> [DATA PROVIDED]:
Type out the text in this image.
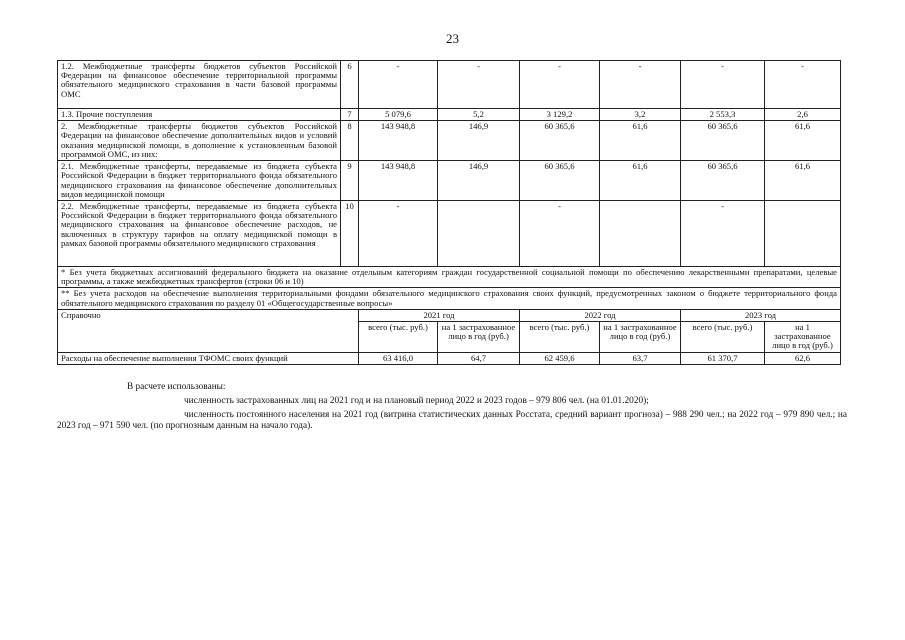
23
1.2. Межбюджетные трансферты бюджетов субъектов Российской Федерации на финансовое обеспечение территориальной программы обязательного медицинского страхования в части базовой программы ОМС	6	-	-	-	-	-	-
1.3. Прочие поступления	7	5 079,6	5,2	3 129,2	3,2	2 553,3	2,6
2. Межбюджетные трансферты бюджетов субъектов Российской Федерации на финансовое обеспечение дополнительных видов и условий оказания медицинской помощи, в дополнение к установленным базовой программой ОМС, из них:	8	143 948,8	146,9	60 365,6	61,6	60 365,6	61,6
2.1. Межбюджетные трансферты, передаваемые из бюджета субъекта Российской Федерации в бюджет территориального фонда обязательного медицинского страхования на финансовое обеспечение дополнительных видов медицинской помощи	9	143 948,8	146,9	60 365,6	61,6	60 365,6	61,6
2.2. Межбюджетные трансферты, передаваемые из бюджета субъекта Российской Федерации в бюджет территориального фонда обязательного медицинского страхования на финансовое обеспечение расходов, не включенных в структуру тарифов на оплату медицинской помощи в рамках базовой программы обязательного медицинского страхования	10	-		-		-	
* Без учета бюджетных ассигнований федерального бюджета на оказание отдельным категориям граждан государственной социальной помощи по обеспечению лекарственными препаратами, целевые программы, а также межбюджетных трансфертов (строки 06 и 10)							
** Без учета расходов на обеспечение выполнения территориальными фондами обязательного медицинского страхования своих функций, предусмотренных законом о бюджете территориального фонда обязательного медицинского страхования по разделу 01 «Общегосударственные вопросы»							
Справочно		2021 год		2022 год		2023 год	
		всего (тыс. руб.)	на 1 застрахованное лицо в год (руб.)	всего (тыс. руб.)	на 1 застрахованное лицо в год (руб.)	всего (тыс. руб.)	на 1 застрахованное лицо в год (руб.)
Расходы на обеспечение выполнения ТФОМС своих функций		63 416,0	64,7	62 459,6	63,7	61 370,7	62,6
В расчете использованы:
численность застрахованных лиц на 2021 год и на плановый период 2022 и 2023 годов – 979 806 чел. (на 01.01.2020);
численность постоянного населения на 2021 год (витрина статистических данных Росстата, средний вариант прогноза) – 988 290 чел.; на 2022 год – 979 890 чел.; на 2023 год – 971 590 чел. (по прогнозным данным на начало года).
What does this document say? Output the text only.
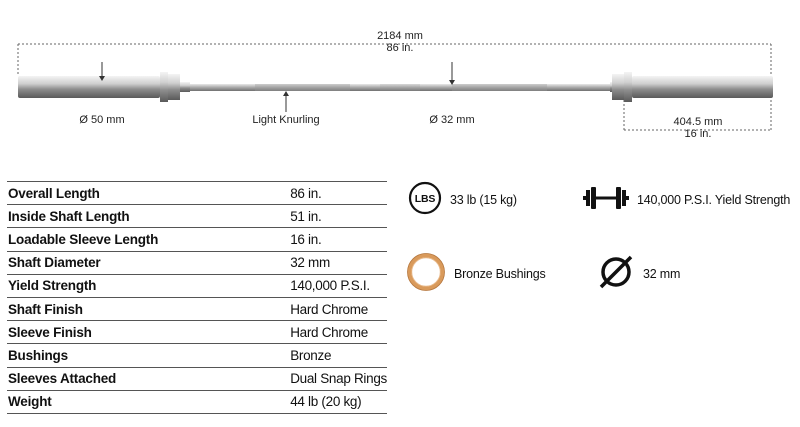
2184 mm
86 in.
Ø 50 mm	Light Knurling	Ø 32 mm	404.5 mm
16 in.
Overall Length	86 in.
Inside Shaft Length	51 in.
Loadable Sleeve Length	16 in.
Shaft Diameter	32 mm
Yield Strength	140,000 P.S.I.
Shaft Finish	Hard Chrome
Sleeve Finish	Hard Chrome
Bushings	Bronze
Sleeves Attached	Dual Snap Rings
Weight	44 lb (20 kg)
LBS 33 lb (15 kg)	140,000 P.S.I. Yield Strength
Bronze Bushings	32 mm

> [EXERCISE OBJECTIVE]:
Repeat the records above exactly, omitting every picture.

> [OUTPUT OF THE EXERCISE]:
Type out the text in this image.
23
1.2. Межбюджетные трансферты бюджетов субъектов Российской Федерации на финансовое обеспечение территориальной программы обязательного медицинского страхования в части базовой программы ОМС	6	-	-	-	-	-	-
1.3. Прочие поступления	7	5 079,6	5,2	3 129,2	3,2	2 553,3	2,6
2. Межбюджетные трансферты бюджетов субъектов Российской Федерации на финансовое обеспечение дополнительных видов и условий оказания медицинской помощи, в дополнение к установленным базовой программой ОМС, из них:	8	143 948,8	146,9	60 365,6	61,6	60 365,6	61,6
2.1. Межбюджетные трансферты, передаваемые из бюджета субъекта Российской Федерации в бюджет территориального фонда обязательного медицинского страхования на финансовое обеспечение дополнительных видов медицинской помощи	9	143 948,8	146,9	60 365,6	61,6	60 365,6	61,6
2.2. Межбюджетные трансферты, передаваемые из бюджета субъекта Российской Федерации в бюджет территориального фонда обязательного медицинского страхования на финансовое обеспечение расходов, не включенных в структуру тарифов на оплату медицинской помощи в рамках базовой программы обязательного медицинского страхования	10	-		-		-	
* Без учета бюджетных ассигнований федерального бюджета на оказание отдельным категориям граждан государственной социальной помощи по обеспечению лекарственными препаратами, целевые программы, а также межбюджетных трансфертов (строки 06 и 10)							
** Без учета расходов на обеспечение выполнения территориальными фондами обязательного медицинского страхования своих функций, предусмотренных законом о бюджете территориального фонда обязательного медицинского страхования по разделу 01 «Общегосударственные вопросы»							
Справочно		2021 год		2022 год		2023 год	
		всего (тыс. руб.)	на 1 застрахованное лицо в год (руб.)	всего (тыс. руб.)	на 1 застрахованное лицо в год (руб.)	всего (тыс. руб.)	на 1 застрахованное лицо в год (руб.)
Расходы на обеспечение выполнения ТФОМС своих функций		63 416,0	64,7	62 459,6	63,7	61 370,7	62,6
В расчете использованы:
численность застрахованных лиц на 2021 год и на плановый период 2022 и 2023 годов – 979 806 чел. (на 01.01.2020);
численность постоянного населения на 2021 год (витрина статистических данных Росстата, средний вариант прогноза) – 988 290 чел.; на 2022 год – 979 890 чел.; на 2023 год – 971 590 чел. (по прогнозным данным на начало года).
What does this document say? Output the text only.
2184 mm
86 in.
Ø 50 mm	Light Knurling	Ø 32 mm	404.5 mm
16 in.
Overall Length	86 in.
Inside Shaft Length	51 in.
Loadable Sleeve Length	16 in.
Shaft Diameter	32 mm
Yield Strength	140,000 P.S.I.
Shaft Finish	Hard Chrome
Sleeve Finish	Hard Chrome
Bushings	Bronze
Sleeves Attached	Dual Snap Rings
Weight	44 lb (20 kg)
LBS 33 lb (15 kg)	140,000 P.S.I. Yield Strength
Bronze Bushings	32 mm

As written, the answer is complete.